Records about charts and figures
........
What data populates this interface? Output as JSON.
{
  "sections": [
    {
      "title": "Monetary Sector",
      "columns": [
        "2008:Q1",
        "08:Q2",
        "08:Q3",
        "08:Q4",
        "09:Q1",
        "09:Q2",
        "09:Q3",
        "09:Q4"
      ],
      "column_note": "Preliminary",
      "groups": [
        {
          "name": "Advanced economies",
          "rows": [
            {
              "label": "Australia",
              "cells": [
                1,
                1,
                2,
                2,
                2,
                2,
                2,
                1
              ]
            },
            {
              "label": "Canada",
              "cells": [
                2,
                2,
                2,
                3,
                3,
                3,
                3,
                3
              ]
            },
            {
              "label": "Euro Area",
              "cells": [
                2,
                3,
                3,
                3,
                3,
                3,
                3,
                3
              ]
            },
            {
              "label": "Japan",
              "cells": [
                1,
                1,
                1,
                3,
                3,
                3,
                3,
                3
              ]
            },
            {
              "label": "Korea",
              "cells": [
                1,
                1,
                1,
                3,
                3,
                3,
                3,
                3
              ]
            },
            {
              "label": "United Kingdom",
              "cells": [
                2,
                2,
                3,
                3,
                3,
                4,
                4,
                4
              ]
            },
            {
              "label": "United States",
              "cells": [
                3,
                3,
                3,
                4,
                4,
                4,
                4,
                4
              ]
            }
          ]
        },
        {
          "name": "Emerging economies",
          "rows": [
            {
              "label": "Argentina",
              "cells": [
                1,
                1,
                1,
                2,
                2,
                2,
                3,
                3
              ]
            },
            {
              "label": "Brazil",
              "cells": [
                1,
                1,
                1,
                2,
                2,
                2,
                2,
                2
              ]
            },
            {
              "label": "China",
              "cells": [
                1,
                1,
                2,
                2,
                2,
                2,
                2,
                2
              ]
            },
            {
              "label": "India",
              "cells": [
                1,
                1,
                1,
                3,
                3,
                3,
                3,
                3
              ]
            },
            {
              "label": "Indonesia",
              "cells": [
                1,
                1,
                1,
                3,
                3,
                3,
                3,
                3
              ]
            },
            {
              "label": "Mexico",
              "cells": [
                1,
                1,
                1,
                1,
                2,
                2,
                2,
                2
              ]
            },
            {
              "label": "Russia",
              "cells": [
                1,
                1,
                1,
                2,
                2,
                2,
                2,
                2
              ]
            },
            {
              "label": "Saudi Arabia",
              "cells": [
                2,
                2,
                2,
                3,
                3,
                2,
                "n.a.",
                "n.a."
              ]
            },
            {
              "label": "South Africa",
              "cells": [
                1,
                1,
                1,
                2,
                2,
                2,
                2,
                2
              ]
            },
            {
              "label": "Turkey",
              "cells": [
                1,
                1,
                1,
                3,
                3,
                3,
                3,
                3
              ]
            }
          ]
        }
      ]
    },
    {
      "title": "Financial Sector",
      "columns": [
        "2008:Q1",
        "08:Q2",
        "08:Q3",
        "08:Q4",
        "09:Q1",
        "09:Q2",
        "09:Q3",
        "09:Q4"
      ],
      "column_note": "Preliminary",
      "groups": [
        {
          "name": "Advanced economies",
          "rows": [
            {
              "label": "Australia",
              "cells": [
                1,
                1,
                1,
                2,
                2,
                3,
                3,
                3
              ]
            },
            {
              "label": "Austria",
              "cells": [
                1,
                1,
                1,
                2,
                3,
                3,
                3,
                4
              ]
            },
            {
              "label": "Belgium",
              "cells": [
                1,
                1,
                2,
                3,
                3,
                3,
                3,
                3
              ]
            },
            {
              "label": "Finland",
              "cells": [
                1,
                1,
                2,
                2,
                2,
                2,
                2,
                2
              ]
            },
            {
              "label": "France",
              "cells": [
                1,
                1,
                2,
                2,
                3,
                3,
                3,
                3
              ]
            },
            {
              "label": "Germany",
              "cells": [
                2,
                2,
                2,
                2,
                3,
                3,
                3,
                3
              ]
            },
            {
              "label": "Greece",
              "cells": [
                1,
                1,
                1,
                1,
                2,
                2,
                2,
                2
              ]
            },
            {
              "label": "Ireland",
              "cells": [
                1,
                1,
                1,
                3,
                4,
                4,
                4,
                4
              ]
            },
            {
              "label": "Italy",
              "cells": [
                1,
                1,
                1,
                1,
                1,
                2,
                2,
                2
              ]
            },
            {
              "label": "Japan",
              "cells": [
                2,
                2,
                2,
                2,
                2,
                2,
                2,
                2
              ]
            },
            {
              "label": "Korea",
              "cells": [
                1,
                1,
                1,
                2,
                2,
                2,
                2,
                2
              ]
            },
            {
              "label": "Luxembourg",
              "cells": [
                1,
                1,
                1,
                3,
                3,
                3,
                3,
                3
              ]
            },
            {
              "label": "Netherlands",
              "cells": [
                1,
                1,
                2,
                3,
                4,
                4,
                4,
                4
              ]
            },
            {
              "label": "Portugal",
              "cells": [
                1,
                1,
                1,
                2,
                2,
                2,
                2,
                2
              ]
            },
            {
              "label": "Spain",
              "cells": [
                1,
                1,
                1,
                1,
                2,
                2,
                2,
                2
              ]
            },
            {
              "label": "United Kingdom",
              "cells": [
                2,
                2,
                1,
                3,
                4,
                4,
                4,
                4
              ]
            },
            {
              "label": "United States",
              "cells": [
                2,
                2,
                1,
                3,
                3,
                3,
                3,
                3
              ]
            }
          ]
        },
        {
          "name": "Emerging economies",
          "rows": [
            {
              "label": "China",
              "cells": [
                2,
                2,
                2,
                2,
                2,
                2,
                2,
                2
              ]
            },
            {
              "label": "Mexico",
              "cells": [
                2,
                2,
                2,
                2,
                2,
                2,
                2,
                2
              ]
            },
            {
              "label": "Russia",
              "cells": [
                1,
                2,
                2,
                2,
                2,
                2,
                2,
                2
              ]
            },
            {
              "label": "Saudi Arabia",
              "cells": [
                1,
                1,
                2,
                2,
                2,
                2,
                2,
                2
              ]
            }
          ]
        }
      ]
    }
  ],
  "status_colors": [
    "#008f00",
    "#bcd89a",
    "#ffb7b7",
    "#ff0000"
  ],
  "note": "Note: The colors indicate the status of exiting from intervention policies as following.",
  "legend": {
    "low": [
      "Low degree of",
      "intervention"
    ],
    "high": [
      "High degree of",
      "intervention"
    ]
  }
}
........
_What to do_: Repeat every entry exactly, please.

_Reply to the task_:
What data populates this interface? Output as JSON.
{
  "sections": [
    {
      "title": "Monetary Sector",
      "columns": [
        "2008:Q1",
        "08:Q2",
        "08:Q3",
        "08:Q4",
        "09:Q1",
        "09:Q2",
        "09:Q3",
        "09:Q4"
      ],
      "column_note": "Preliminary",
      "groups": [
        {
          "name": "Advanced economies",
          "rows": [
            {
              "label": "Australia",
              "cells": [
                1,
                1,
                2,
                2,
                2,
                2,
                2,
                1
              ]
            },
            {
              "label": "Canada",
              "cells": [
                2,
                2,
                2,
                3,
                3,
                3,
                3,
                3
              ]
            },
            {
              "label": "Euro Area",
              "cells": [
                2,
                3,
                3,
                3,
                3,
                3,
                3,
                3
              ]
            },
            {
              "label": "Japan",
              "cells": [
                1,
                1,
                1,
                3,
                3,
                3,
                3,
                3
              ]
            },
            {
              "label": "Korea",
              "cells": [
                1,
                1,
                1,
                3,
                3,
                3,
                3,
                3
              ]
            },
            {
              "label": "United Kingdom",
              "cells": [
                2,
                2,
                3,
                3,
                3,
                4,
                4,
                4
              ]
            },
            {
              "label": "United States",
              "cells": [
                3,
                3,
                3,
                4,
                4,
                4,
                4,
                4
              ]
            }
          ]
        },
        {
          "name": "Emerging economies",
          "rows": [
            {
              "label": "Argentina",
              "cells": [
                1,
                1,
                1,
                2,
                2,
                2,
                3,
                3
              ]
            },
            {
              "label": "Brazil",
              "cells": [
                1,
                1,
                1,
                2,
                2,
                2,
                2,
                2
              ]
            },
            {
              "label": "China",
              "cells": [
                1,
                1,
                2,
                2,
                2,
                2,
                2,
                2
              ]
            },
            {
              "label": "India",
              "cells": [
                1,
                1,
                1,
                3,
                3,
                3,
                3,
                3
              ]
            },
            {
              "label": "Indonesia",
              "cells": [
                1,
                1,
                1,
                3,
                3,
                3,
                3,
                3
              ]
            },
            {
              "label": "Mexico",
              "cells": [
                1,
                1,
                1,
                1,
                2,
                2,
                2,
                2
              ]
            },
            {
              "label": "Russia",
              "cells": [
                1,
                1,
                1,
                2,
                2,
                2,
                2,
                2
              ]
            },
            {
              "label": "Saudi Arabia",
              "cells": [
                2,
                2,
                2,
                3,
                3,
                2,
                "n.a.",
                "n.a."
              ]
            },
            {
              "label": "South Africa",
              "cells": [
                1,
                1,
                1,
                2,
                2,
                2,
                2,
                2
              ]
            },
            {
              "label": "Turkey",
              "cells": [
                1,
                1,
                1,
                3,
                3,
                3,
                3,
                3
              ]
            }
          ]
        }
      ]
    },
    {
      "title": "Financial Sector",
      "columns": [
        "2008:Q1",
        "08:Q2",
        "08:Q3",
        "08:Q4",
        "09:Q1",
        "09:Q2",
        "09:Q3",
        "09:Q4"
      ],
      "column_note": "Preliminary",
      "groups": [
        {
          "name": "Advanced economies",
          "rows": [
            {
              "label": "Australia",
              "cells": [
                1,
                1,
                1,
                2,
                2,
                3,
                3,
                3
              ]
            },
            {
              "label": "Austria",
              "cells": [
                1,
                1,
                1,
                2,
                3,
                3,
                3,
                4
              ]
            },
            {
              "label": "Belgium",
              "cells": [
                1,
                1,
                2,
                3,
                3,
                3,
                3,
                3
              ]
            },
            {
              "label": "Finland",
              "cells": [
                1,
                1,
                2,
                2,
                2,
                2,
                2,
                2
              ]
            },
            {
              "label": "France",
              "cells": [
                1,
                1,
                2,
                2,
                3,
                3,
                3,
                3
              ]
            },
            {
              "label": "Germany",
              "cells": [
                2,
                2,
                2,
                2,
                3,
                3,
                3,
                3
              ]
            },
            {
              "label": "Greece",
              "cells": [
                1,
                1,
                1,
                1,
                2,
                2,
                2,
                2
              ]
            },
            {
              "label": "Ireland",
              "cells": [
                1,
                1,
                1,
                3,
                4,
                4,
                4,
                4
              ]
            },
            {
              "label": "Italy",
              "cells": [
                1,
                1,
                1,
                1,
                1,
                2,
                2,
                2
              ]
            },
            {
              "label": "Japan",
              "cells": [
                2,
                2,
                2,
                2,
                2,
                2,
                2,
                2
              ]
            },
            {
              "label": "Korea",
              "cells": [
                1,
                1,
                1,
                2,
                2,
                2,
                2,
                2
              ]
            },
            {
              "label": "Luxembourg",
              "cells": [
                1,
                1,
                1,
                3,
                3,
                3,
                3,
                3
              ]
            },
            {
              "label": "Netherlands",
              "cells": [
                1,
                1,
                2,
                3,
                4,
                4,
                4,
                4
              ]
            },
            {
              "label": "Portugal",
              "cells": [
                1,
                1,
                1,
                2,
                2,
                2,
                2,
                2
              ]
            },
            {
              "label": "Spain",
              "cells": [
                1,
                1,
                1,
                1,
                2,
                2,
                2,
                2
              ]
            },
            {
              "label": "United Kingdom",
              "cells": [
                2,
                2,
                1,
                3,
                4,
                4,
                4,
                4
              ]
            },
            {
              "label": "United States",
              "cells": [
                2,
                2,
                1,
                3,
                3,
                3,
                3,
                3
              ]
            }
          ]
        },
        {
          "name": "Emerging economies",
          "rows": [
            {
              "label": "China",
              "cells": [
                2,
                2,
                2,
                2,
                2,
                2,
                2,
                2
              ]
            },
            {
              "label": "Mexico",
              "cells": [
                2,
                2,
                2,
                2,
                2,
                2,
                2,
                2
              ]
            },
            {
              "label": "Russia",
              "cells": [
                1,
                2,
                2,
                2,
                2,
                2,
                2,
                2
              ]
            },
            {
              "label": "Saudi Arabia",
              "cells": [
                1,
                1,
                2,
                2,
                2,
                2,
                2,
                2
              ]
            }
          ]
        }
      ]
    }
  ],
  "status_colors": [
    "#008f00",
    "#bcd89a",
    "#ffb7b7",
    "#ff0000"
  ],
  "note": "Note: The colors indicate the status of exiting from intervention policies as following.",
  "legend": {
    "low": [
      "Low degree of",
      "intervention"
    ],
    "high": [
      "High degree of",
      "intervention"
    ]
  }
}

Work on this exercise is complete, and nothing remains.